== RAW RECORDS ==
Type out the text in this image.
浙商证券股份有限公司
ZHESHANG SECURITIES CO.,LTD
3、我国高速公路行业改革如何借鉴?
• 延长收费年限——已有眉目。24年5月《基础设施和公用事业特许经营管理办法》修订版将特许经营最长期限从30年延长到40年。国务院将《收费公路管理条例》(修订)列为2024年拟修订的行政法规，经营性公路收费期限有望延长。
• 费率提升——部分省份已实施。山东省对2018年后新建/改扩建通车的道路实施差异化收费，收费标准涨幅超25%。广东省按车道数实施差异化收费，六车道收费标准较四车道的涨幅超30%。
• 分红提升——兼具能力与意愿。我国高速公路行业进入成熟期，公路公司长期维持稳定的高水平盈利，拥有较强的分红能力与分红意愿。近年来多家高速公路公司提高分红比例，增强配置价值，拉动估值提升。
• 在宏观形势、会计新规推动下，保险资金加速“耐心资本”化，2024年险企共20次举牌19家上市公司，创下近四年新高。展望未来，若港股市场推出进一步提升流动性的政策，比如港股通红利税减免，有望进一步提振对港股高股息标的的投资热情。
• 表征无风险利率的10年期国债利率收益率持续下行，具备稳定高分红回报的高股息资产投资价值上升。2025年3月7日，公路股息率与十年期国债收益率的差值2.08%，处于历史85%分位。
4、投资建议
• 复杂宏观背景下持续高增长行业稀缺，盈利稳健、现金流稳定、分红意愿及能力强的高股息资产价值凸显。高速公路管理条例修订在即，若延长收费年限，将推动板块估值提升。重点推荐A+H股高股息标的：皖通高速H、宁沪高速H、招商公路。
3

--

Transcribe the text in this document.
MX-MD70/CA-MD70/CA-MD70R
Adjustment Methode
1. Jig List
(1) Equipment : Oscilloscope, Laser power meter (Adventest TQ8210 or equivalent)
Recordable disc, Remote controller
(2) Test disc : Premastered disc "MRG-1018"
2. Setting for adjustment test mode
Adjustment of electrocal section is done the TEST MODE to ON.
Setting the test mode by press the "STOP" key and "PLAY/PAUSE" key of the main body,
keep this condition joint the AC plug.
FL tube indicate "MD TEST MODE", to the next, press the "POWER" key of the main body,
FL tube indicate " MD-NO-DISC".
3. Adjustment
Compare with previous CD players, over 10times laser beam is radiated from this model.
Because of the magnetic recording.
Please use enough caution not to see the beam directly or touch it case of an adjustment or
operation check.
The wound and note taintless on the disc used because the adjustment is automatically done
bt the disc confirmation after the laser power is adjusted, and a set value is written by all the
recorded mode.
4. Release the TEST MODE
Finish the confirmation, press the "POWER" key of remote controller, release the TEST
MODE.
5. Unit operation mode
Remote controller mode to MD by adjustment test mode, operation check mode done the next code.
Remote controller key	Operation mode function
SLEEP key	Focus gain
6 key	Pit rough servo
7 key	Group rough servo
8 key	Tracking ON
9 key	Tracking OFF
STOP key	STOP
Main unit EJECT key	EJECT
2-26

== EXERCISE PROMPT ==
Single out each line of the records above with the string "indicate" in it, and copy it.

== EXERCISE RESPONSE ==
FL tube indicate "MD TEST MODE", to the next, press the "POWER" key of the main body,
FL tube indicate " MD-NO-DISC".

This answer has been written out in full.